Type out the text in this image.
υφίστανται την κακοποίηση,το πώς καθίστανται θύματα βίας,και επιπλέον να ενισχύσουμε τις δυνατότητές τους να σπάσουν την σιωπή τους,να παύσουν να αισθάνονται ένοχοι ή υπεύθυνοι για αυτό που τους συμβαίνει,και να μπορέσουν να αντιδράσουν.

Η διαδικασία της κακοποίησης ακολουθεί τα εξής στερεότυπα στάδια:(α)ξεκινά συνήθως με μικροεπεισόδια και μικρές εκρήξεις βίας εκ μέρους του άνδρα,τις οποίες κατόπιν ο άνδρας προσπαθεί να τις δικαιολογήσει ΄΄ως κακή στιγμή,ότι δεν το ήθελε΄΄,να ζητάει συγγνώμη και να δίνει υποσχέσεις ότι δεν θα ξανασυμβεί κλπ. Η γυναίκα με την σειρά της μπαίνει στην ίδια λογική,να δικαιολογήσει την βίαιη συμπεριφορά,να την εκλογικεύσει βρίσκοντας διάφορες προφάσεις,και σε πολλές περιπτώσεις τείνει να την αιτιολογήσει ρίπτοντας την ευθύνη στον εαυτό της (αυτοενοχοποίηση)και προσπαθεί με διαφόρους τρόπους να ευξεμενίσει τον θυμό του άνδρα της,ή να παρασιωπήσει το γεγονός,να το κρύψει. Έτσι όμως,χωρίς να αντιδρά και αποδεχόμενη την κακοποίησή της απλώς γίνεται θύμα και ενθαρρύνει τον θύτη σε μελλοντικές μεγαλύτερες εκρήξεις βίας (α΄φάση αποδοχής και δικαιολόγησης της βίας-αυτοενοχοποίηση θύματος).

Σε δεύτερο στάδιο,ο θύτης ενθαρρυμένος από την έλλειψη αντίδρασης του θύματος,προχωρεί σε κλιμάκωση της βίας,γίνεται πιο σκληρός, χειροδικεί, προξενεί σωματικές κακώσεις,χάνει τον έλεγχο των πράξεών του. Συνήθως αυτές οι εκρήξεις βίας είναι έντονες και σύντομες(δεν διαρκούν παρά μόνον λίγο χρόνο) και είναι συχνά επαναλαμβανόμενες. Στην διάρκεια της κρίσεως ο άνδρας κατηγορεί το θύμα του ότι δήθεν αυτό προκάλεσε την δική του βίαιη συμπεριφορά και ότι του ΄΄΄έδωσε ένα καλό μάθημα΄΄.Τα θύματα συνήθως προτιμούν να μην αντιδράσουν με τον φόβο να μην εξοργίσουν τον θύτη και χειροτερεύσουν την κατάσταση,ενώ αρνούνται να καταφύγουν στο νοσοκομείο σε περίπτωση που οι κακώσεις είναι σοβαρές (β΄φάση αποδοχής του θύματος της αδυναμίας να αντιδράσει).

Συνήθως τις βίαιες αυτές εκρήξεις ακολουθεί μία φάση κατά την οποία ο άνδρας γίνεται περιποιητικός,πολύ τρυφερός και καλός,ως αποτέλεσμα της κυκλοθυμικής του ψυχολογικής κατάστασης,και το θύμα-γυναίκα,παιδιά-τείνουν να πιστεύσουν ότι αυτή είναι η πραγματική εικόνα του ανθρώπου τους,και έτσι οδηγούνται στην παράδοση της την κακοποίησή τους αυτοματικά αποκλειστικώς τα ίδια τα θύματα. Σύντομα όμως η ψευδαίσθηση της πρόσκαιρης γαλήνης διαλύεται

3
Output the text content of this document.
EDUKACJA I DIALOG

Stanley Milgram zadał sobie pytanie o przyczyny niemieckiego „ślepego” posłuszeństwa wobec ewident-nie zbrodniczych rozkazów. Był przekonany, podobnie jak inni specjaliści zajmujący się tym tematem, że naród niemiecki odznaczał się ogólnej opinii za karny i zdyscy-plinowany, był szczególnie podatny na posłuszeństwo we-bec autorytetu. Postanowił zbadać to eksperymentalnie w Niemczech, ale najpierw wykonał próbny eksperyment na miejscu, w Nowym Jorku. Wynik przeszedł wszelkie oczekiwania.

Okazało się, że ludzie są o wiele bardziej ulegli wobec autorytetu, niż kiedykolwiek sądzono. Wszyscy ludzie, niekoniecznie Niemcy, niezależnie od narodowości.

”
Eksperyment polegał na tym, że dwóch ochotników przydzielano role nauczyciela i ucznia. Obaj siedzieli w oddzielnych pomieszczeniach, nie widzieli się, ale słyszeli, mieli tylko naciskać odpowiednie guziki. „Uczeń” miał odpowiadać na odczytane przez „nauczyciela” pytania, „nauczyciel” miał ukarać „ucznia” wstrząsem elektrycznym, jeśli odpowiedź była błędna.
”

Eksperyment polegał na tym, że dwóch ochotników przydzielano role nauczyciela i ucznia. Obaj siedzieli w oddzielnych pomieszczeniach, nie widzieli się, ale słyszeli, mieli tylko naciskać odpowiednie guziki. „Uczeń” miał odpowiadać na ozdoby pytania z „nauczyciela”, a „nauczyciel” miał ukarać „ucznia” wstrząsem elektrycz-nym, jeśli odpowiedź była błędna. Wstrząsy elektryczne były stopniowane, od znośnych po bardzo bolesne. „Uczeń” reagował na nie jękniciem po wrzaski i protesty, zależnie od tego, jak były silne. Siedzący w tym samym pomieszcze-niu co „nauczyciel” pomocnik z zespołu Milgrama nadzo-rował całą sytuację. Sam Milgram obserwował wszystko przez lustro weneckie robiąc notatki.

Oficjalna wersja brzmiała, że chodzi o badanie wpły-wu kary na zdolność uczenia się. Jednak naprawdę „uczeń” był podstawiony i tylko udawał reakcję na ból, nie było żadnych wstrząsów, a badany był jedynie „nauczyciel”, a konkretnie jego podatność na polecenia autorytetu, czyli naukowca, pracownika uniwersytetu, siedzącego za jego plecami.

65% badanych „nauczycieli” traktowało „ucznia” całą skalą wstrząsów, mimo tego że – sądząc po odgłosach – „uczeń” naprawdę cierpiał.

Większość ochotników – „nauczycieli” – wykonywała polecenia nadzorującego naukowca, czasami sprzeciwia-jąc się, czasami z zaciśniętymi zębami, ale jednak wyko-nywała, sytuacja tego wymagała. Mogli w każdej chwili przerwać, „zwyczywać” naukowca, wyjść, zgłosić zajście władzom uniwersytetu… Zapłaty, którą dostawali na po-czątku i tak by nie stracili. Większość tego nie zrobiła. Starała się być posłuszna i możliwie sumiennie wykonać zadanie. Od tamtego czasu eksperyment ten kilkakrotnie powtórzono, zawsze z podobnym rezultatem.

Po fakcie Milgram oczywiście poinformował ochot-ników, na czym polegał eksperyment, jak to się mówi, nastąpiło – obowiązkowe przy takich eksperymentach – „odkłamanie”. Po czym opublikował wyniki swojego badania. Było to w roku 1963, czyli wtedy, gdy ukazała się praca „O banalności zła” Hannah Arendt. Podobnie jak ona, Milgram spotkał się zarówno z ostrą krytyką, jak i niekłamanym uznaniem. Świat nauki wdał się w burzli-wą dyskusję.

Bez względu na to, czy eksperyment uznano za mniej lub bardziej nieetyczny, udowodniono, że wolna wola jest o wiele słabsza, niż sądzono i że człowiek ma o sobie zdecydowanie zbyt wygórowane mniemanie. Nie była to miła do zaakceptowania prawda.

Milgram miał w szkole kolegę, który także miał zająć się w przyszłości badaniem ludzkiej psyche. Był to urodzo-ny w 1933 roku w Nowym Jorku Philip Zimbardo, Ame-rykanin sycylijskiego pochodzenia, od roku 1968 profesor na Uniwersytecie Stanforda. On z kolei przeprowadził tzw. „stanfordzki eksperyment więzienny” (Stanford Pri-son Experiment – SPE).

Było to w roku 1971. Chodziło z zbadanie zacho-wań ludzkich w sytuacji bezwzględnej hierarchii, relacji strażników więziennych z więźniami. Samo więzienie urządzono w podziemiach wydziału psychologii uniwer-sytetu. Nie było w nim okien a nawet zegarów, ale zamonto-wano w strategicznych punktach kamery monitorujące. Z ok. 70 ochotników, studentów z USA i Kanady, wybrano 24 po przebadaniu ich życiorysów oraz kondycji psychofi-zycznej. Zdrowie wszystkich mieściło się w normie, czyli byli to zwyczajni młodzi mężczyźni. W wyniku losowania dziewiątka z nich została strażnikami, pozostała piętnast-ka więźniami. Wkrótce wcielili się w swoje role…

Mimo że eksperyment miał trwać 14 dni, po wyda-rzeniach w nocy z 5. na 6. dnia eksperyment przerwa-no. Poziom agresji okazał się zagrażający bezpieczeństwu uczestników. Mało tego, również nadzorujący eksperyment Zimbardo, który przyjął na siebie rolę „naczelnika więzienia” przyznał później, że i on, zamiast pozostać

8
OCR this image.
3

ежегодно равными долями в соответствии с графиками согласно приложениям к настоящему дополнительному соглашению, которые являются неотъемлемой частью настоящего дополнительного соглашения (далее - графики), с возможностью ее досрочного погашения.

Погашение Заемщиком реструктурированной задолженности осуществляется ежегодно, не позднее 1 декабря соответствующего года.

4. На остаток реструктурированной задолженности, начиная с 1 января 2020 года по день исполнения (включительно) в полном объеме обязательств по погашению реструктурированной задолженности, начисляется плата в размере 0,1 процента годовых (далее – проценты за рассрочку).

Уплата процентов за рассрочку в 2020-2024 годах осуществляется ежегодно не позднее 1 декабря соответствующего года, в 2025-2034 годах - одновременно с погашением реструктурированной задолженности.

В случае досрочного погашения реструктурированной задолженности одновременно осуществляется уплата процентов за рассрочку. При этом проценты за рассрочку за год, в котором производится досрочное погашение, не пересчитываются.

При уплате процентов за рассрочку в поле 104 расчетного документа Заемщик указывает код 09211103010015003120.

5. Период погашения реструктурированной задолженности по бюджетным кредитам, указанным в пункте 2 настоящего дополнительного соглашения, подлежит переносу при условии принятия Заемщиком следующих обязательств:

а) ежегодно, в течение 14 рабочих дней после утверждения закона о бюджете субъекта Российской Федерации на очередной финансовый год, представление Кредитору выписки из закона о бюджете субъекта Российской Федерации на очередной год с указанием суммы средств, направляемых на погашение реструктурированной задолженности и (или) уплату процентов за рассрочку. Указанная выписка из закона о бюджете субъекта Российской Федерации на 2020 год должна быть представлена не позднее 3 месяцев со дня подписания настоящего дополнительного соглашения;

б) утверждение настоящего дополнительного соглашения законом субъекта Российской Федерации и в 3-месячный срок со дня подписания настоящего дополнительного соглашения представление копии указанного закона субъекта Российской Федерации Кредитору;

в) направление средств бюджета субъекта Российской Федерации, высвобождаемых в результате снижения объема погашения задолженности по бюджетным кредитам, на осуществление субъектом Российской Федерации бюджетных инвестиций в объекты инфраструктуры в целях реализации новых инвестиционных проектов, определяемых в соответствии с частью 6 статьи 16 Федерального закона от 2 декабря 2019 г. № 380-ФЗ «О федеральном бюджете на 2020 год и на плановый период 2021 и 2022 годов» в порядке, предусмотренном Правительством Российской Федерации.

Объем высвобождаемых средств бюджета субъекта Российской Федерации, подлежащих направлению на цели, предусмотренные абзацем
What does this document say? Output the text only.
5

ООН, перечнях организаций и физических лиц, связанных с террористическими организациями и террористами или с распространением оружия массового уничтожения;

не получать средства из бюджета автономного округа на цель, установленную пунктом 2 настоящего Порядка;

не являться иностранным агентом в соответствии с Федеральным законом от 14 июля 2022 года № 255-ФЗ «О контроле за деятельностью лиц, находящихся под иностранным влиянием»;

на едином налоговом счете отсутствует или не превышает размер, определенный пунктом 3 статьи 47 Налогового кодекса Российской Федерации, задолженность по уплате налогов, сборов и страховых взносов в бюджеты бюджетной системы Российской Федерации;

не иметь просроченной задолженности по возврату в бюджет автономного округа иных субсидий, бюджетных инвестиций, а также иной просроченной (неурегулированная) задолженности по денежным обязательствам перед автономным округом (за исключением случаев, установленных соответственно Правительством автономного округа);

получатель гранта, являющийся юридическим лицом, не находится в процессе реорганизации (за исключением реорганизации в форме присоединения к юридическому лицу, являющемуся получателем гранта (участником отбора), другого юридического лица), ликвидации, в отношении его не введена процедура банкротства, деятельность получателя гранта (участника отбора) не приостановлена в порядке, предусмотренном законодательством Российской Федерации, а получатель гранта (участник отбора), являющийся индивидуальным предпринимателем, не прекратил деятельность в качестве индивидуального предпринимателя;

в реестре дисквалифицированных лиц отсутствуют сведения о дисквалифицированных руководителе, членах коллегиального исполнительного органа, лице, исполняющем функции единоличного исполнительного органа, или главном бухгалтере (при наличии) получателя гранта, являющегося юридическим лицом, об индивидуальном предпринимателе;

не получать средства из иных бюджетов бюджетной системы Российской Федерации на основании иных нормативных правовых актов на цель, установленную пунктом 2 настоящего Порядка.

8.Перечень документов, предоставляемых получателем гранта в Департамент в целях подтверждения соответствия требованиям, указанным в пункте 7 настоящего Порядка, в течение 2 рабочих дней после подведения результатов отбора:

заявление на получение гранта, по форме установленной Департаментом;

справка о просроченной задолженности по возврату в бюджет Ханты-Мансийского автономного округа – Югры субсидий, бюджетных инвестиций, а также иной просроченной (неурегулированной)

******

__Exercise details__: Copy out each line of the listing that holds "бюджета".

__Finished answer__:
в) направление средств бюджета субъекта Российской Федерации, высвобождаемых в результате снижения объема погашения задолженности по бюджетным кредитам, на осуществление субъектом Российской Федерации бюджетных инвестиций в объекты инфраструктуры в целях реализации новых инвестиционных проектов, определяемых в соответствии с частью 6 статьи 16 Федерального закона от 2 декабря 2019 г. № 380-ФЗ «О федеральном бюджете на 2020 год и на плановый период 2021 и 2022 годов» в порядке, предусмотренном Правительством Российской Федерации.
Объем высвобождаемых средств бюджета субъекта Российской Федерации, подлежащих направлению на цели, предусмотренные абзацем
не получать средства из бюджета автономного округа на цель, установленную пунктом 2 настоящего Порядка;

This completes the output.